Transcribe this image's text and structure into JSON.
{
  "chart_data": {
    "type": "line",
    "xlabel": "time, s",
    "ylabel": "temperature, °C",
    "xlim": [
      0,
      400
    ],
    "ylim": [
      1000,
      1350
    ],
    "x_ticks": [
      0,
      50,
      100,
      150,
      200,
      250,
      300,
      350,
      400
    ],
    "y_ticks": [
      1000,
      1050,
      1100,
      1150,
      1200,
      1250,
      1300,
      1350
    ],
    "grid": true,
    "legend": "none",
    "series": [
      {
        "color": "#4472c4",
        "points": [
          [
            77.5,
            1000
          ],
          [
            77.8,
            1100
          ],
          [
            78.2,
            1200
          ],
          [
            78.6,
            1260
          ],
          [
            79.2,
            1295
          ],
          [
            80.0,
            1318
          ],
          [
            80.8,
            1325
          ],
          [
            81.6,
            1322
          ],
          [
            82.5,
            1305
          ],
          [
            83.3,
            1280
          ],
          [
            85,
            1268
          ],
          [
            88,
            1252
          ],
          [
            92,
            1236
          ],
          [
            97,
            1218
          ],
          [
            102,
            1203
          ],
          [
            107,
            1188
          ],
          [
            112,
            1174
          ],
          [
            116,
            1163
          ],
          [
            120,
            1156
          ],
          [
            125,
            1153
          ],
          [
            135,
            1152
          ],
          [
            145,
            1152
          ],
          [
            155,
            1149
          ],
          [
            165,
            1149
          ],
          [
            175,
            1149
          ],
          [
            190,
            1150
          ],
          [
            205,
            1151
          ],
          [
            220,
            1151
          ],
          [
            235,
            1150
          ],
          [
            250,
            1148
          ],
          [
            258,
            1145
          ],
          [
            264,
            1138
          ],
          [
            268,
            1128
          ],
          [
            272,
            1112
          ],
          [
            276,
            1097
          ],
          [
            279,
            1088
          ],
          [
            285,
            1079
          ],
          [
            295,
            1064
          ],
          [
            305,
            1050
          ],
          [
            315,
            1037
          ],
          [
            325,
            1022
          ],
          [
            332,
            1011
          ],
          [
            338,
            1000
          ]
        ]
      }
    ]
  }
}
+===+
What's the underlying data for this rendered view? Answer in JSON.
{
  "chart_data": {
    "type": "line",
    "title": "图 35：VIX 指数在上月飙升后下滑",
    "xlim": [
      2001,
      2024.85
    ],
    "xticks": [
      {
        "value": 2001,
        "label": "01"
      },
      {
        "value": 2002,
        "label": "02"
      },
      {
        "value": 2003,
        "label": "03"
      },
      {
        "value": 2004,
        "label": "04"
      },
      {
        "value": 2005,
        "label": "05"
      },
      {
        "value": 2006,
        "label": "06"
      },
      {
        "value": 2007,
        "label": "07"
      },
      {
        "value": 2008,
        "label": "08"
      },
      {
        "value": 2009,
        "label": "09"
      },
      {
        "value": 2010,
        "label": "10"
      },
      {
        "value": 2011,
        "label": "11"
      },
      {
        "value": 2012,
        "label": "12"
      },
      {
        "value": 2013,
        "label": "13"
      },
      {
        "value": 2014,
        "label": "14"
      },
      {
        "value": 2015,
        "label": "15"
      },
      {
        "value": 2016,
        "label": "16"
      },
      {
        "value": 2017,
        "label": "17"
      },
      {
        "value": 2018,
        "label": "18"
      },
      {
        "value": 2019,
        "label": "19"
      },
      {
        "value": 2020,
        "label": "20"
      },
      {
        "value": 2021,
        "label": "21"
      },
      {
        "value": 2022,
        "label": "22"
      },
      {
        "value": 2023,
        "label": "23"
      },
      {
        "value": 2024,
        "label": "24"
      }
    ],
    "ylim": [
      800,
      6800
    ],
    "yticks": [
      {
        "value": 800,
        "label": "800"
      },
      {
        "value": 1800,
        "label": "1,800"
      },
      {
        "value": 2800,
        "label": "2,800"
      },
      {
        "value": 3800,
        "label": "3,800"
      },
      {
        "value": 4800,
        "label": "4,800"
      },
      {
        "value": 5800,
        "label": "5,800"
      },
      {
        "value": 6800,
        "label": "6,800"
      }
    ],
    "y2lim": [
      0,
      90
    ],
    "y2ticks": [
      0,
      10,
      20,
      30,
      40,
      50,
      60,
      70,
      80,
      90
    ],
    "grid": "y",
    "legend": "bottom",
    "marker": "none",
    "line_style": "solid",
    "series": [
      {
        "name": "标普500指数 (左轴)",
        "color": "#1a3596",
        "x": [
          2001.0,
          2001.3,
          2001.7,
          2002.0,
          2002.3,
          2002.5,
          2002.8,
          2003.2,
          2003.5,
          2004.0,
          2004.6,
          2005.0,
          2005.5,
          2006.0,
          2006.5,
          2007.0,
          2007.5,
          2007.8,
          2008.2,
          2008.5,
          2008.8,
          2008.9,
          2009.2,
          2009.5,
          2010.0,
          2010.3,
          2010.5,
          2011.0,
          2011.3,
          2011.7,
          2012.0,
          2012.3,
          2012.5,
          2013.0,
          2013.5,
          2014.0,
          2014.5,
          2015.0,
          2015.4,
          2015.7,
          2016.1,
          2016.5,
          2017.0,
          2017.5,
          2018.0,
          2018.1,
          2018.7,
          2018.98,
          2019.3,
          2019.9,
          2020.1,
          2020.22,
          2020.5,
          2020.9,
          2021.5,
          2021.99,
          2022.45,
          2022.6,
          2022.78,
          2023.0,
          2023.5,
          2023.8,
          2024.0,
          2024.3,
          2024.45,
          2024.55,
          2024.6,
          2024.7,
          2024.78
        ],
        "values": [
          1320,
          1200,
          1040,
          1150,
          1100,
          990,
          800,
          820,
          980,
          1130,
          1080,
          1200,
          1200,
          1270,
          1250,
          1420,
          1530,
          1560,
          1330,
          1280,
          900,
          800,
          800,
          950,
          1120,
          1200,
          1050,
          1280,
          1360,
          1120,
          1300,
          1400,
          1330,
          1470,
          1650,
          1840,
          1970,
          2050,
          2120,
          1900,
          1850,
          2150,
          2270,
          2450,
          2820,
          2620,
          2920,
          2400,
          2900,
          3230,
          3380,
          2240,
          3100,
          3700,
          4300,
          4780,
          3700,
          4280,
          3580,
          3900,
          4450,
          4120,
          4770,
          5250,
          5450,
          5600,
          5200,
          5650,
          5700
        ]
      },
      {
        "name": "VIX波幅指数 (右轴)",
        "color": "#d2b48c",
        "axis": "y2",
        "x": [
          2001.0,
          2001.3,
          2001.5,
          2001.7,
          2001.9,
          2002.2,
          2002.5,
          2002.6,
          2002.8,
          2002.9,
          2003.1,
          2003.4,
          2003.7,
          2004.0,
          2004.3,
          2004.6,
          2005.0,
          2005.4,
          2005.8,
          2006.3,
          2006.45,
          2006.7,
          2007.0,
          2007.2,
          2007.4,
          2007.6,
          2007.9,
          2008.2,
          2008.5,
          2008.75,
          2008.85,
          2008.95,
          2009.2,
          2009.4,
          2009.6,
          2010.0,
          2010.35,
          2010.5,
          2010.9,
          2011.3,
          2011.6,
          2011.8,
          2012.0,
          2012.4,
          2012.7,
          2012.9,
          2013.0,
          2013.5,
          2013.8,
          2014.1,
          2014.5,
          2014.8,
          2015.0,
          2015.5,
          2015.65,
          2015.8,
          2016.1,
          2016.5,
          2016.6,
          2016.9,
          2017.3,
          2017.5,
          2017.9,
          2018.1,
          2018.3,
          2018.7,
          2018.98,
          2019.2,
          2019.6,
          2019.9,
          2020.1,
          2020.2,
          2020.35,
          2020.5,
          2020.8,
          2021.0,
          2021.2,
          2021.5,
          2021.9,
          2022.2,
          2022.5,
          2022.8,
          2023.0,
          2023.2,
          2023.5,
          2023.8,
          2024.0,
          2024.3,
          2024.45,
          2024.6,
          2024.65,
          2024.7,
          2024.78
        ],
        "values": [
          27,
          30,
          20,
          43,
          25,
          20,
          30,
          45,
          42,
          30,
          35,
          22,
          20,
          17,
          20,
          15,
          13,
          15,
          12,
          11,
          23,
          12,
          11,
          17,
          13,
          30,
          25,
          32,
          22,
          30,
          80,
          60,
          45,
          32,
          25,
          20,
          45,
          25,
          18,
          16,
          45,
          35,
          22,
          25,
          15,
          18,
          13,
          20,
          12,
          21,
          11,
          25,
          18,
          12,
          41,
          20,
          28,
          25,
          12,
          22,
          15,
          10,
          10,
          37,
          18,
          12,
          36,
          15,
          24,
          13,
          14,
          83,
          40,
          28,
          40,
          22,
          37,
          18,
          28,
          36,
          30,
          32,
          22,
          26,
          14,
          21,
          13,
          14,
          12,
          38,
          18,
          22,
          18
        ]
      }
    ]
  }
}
+===+
■ **Request**
Copy every line that contains the string "this".

■ **Written solution**
Transcribe this image's text and structure into JSON.
What's the underlying data for this rendered view? Answer in JSON.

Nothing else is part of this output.